# WRITTEN INSTRUCTION:
Wherever the word "použiť" turns up in a line of the entries, copy that line.

# THE INPUT:
........

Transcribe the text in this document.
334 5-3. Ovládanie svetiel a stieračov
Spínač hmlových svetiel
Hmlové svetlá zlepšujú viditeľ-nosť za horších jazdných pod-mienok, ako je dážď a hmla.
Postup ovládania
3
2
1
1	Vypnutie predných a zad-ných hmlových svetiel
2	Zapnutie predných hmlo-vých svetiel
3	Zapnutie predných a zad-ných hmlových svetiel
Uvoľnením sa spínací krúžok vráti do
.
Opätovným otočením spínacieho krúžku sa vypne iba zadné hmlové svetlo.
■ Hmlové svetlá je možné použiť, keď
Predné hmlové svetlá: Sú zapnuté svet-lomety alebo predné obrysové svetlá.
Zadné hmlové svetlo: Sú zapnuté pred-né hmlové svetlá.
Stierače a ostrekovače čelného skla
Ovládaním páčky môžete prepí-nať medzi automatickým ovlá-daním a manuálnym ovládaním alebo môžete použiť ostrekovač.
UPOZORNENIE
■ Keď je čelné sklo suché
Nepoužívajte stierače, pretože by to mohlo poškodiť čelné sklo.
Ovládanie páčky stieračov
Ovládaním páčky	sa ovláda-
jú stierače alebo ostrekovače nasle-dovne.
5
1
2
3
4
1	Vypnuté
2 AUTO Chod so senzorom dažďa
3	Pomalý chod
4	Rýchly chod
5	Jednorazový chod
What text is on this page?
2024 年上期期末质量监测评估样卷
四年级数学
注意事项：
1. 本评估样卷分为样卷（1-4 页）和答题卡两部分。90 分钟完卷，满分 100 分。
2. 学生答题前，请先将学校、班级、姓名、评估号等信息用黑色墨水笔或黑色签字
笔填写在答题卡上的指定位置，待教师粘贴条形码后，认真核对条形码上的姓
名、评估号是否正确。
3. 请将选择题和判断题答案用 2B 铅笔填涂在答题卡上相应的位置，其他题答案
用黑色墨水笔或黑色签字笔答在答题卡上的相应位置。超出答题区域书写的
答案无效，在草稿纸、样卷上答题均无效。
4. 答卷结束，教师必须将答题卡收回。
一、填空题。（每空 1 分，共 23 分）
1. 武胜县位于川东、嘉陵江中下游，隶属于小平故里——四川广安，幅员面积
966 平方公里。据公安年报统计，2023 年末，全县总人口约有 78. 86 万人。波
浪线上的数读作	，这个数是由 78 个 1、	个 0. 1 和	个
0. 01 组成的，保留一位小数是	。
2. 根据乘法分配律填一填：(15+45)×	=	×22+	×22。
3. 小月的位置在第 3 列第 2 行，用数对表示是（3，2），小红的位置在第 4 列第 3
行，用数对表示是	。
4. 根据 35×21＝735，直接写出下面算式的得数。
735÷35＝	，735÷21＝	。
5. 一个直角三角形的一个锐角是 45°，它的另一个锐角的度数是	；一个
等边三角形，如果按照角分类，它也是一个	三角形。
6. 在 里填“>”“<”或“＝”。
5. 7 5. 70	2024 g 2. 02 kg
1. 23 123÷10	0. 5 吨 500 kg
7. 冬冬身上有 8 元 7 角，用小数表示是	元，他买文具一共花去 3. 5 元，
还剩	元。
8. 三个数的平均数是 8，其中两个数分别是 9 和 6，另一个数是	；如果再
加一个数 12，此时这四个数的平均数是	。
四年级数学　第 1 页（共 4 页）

........

# IN RESPONSE:
■ Hmlové svetlá je možné použiť, keď
Ovládaním páčky môžete prepí-nať medzi automatickým ovlá-daním a manuálnym ovládaním alebo môžete použiť ostrekovač.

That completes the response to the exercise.